▶ TASK PROMPT
Count every line in the entries that contains "Style". Report that count alone.

▶ THE INPUT
★ ★ ★ ★ ★ ★ ★

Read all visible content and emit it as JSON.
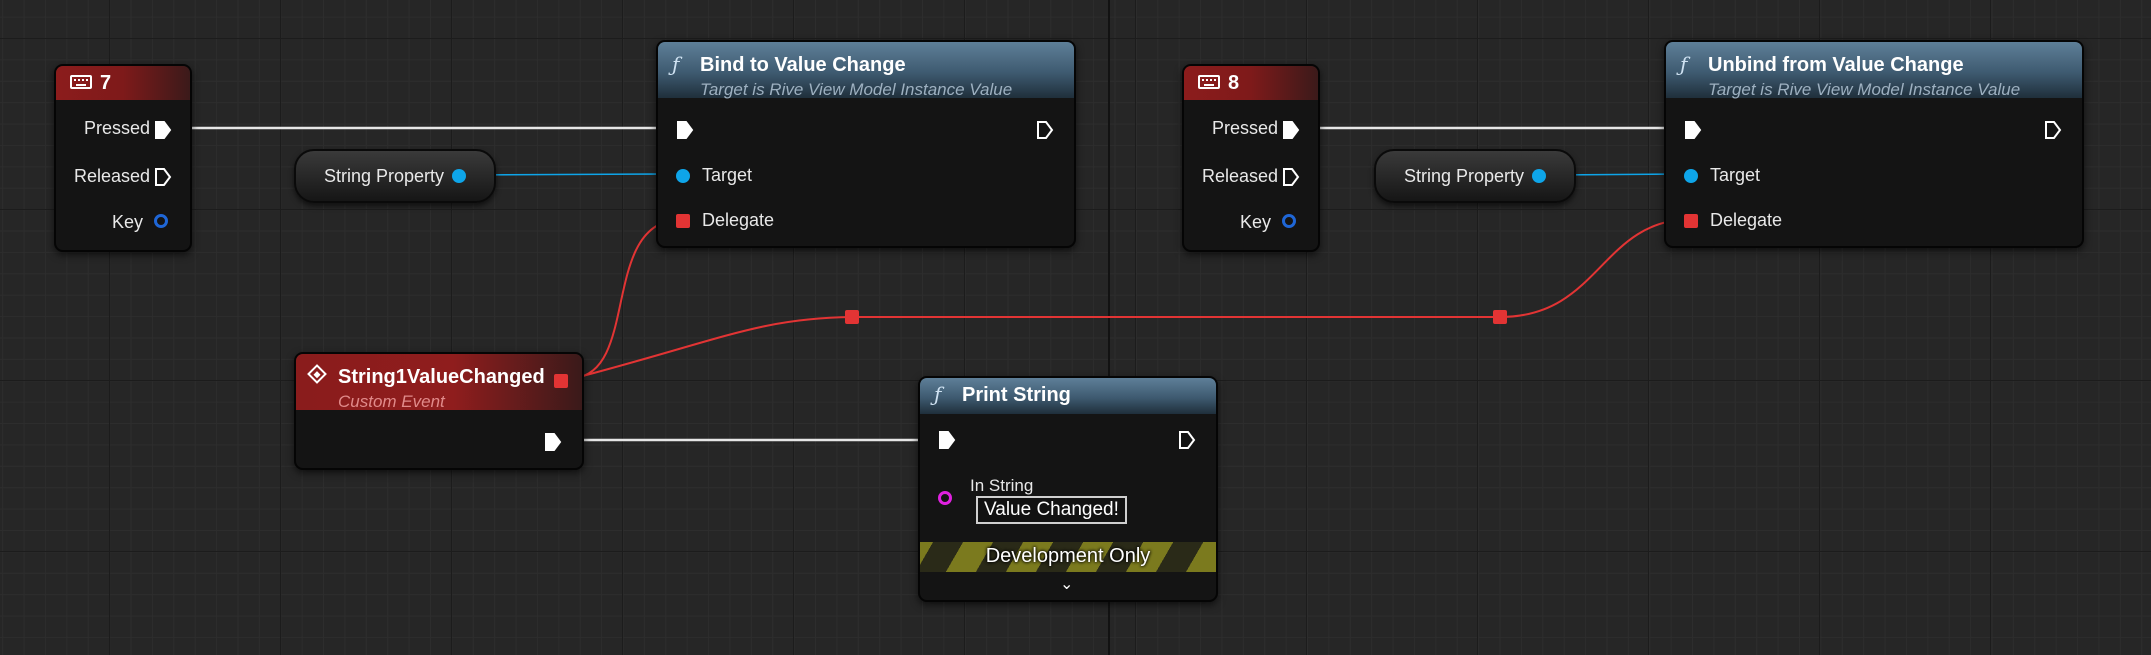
{
  "graph": {
    "key_event_7": {
      "title": "7",
      "pins": {
        "pressed": "Pressed",
        "released": "Released",
        "key": "Key"
      }
    },
    "key_event_8": {
      "title": "8",
      "pins": {
        "pressed": "Pressed",
        "released": "Released",
        "key": "Key"
      }
    },
    "variable_left": {
      "label": "String Property"
    },
    "variable_right": {
      "label": "String Property"
    },
    "bind_node": {
      "title": "Bind to Value Change",
      "subtitle": "Target is Rive View Model Instance Value",
      "pins": {
        "target": "Target",
        "delegate": "Delegate"
      }
    },
    "unbind_node": {
      "title": "Unbind from Value Change",
      "subtitle": "Target is Rive View Model Instance Value",
      "pins": {
        "target": "Target",
        "delegate": "Delegate"
      }
    },
    "custom_event": {
      "title": "String1ValueChanged",
      "subtitle": "Custom Event"
    },
    "print_string": {
      "title": "Print String",
      "in_string_label": "In String",
      "in_string_value": "Value Changed!",
      "dev_only": "Development Only"
    }
  },
  "colors": {
    "exec_wire": "#e6e6e6",
    "object_pin": "#0ea5e9",
    "delegate_pin": "#e23434",
    "string_pin": "#e021e0",
    "key_pin": "#1f66d6",
    "function_header": "#4f6f88",
    "event_header": "#8a1c1c"
  },
  "icons": {
    "function": "function-icon",
    "keyboard": "keyboard-icon",
    "event": "event-diamond-icon",
    "expand": "chevron-down-icon"
  }
}
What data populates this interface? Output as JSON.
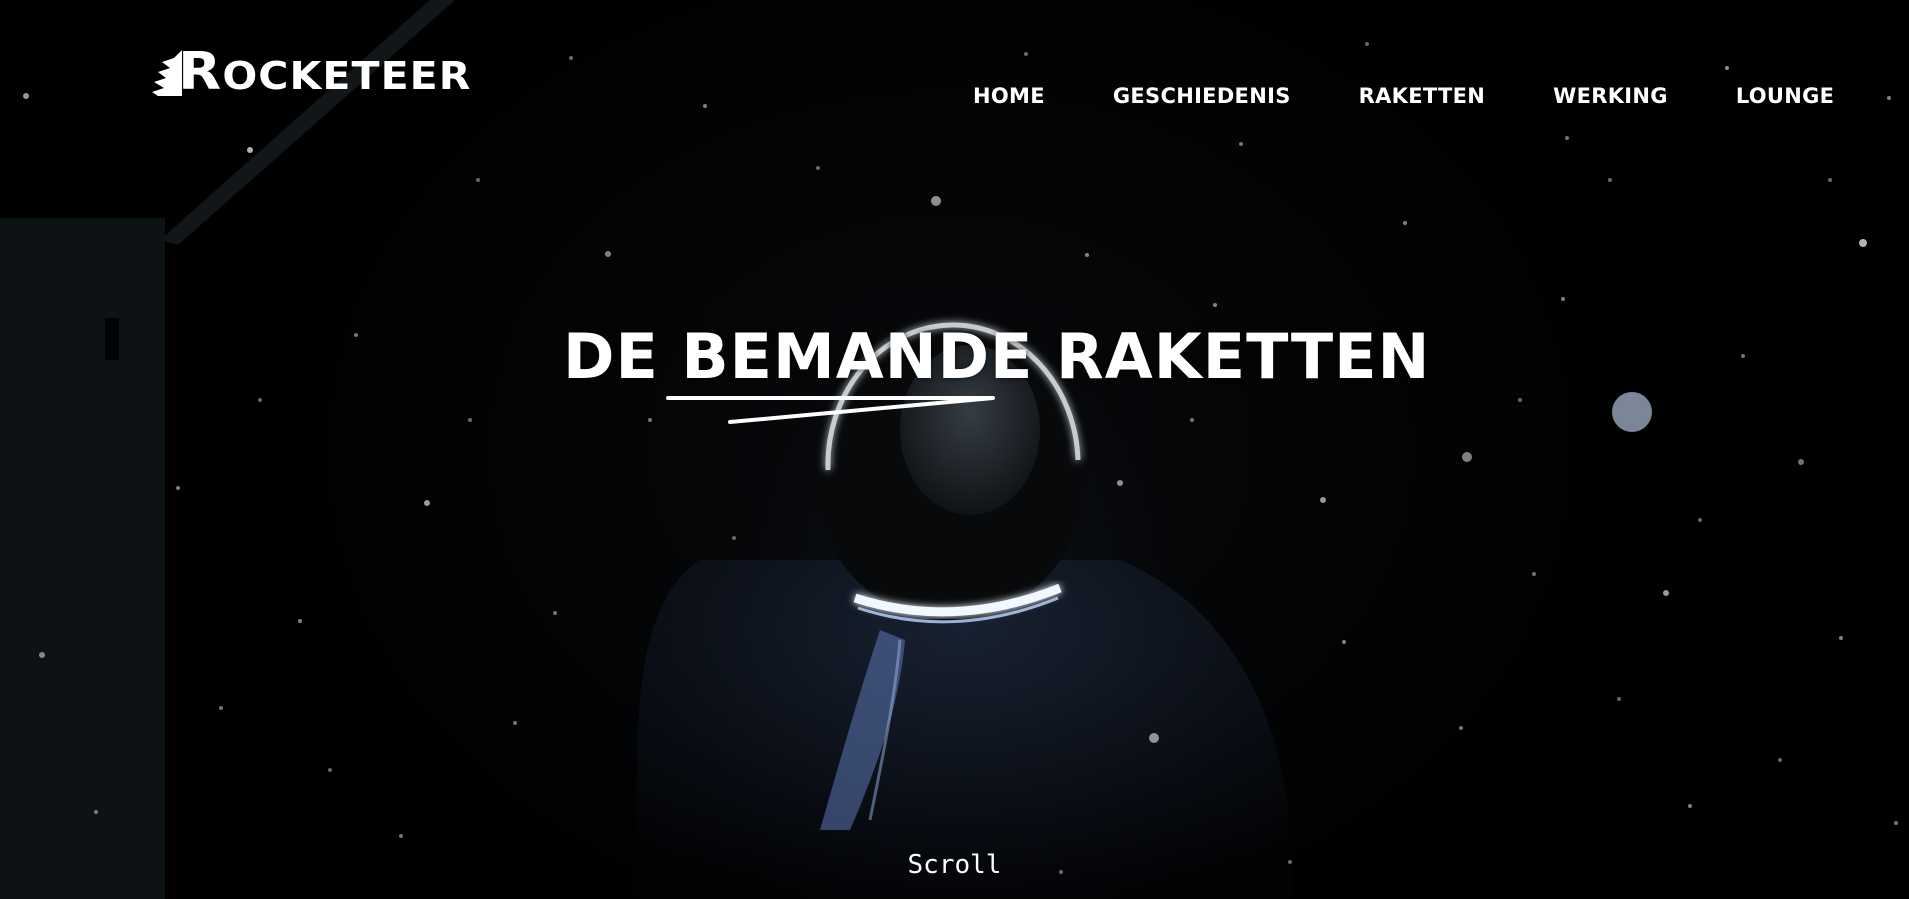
{
  "logo": {
    "first_letter": "R",
    "rest": "OCKETEER"
  },
  "nav": {
    "items": [
      {
        "label": "HOME"
      },
      {
        "label": "GESCHIEDENIS"
      },
      {
        "label": "RAKETTEN"
      },
      {
        "label": "WERKING"
      },
      {
        "label": "LOUNGE"
      }
    ]
  },
  "hero": {
    "title": "DE BEMANDE RAKETTEN",
    "scroll_label": "Scroll"
  },
  "colors": {
    "background": "#000000",
    "text": "#ffffff",
    "helmet_glow": "#e6f2ff",
    "planet": "#7b8796"
  },
  "icons": {
    "logo_mark": "rocket-flame-icon"
  }
}
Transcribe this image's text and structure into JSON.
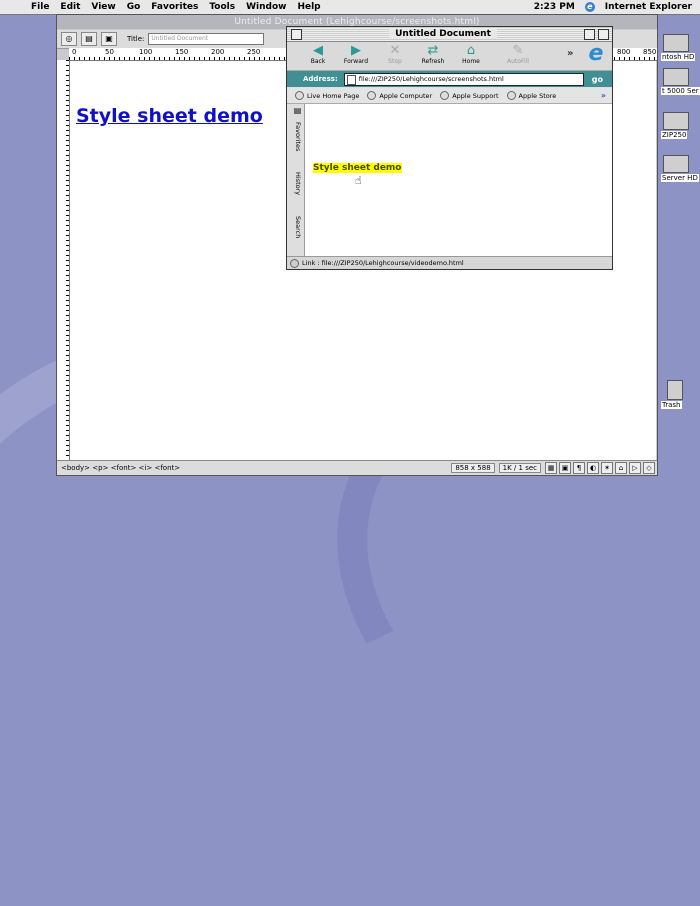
{
  "menubar": {
    "apple_icon": "apple-menu",
    "items": [
      "File",
      "Edit",
      "View",
      "Go",
      "Favorites",
      "Tools",
      "Window",
      "Help"
    ],
    "clock": "2:23 PM",
    "app_name": "Internet Explorer"
  },
  "desktop": {
    "icons": [
      "ntosh HD",
      "t 5000 Ser",
      "ZIP250",
      "Server HD",
      "Trash"
    ]
  },
  "dreamweaver": {
    "window_title": "Untitled Document (Lehighcourse/screenshots.html)",
    "title_label": "Title:",
    "title_value": "Untitled Document",
    "ruler_numbers": [
      "0",
      "50",
      "100",
      "150",
      "200",
      "250",
      "800",
      "850"
    ],
    "heading": "Style sheet demo",
    "tag_selector": "<body> <p> <font> <i> <font>",
    "window_size": "858 x 588",
    "download_time": "1K / 1 sec"
  },
  "ie": {
    "window_title": "Untitled Document",
    "nav": {
      "back": "Back",
      "forward": "Forward",
      "stop": "Stop",
      "refresh": "Refresh",
      "home": "Home",
      "autofill": "AutoFill",
      "more": "»"
    },
    "address_label": "Address:",
    "address_value": "file:///ZIP250/Lehighcourse/screenshots.html",
    "go_label": "go",
    "links": [
      "Live Home Page",
      "Apple Computer",
      "Apple Support",
      "Apple Store"
    ],
    "links_more": "»",
    "side_tabs": [
      "Favorites",
      "History",
      "Search"
    ],
    "content_text": "Style sheet demo",
    "status_text": "Link : file:///ZIP250/Lehighcourse/videodemo.html"
  }
}
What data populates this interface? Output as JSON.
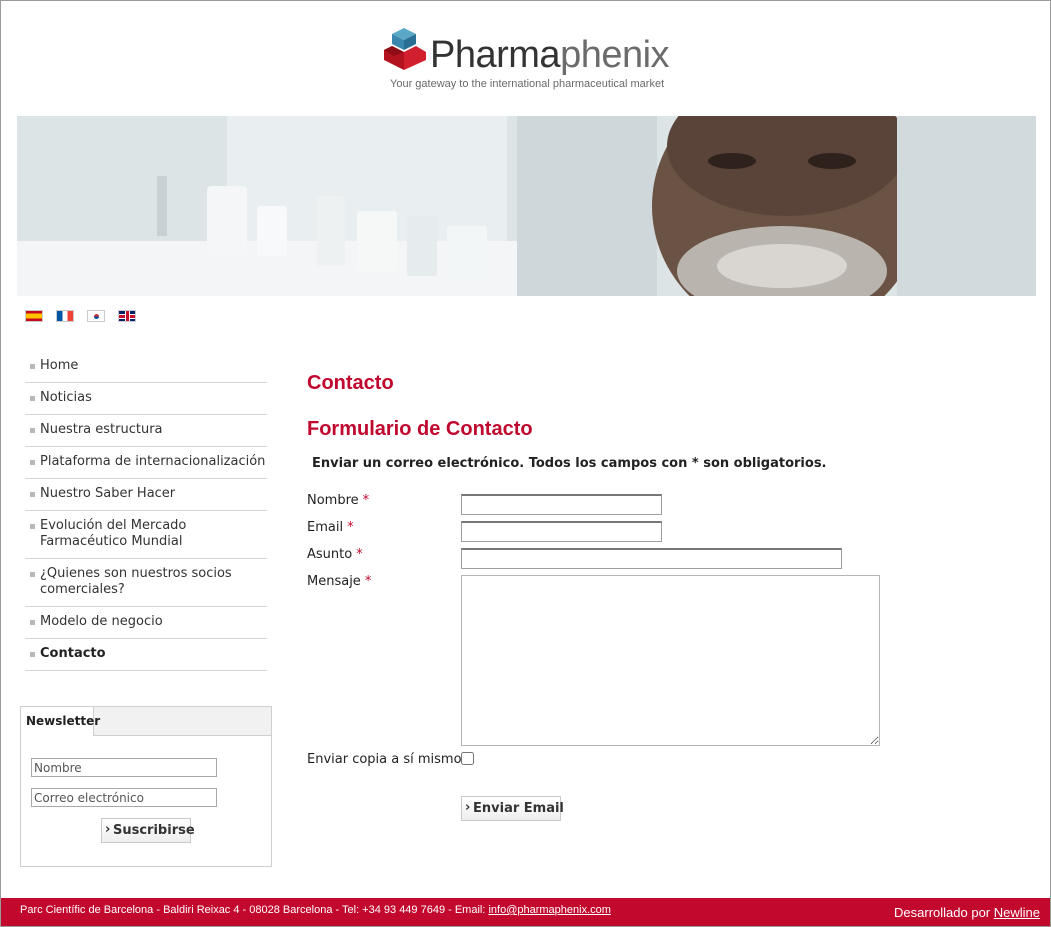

★ ★ ★ ★ ★ ★ ★

▶ COMPLETED TASK
2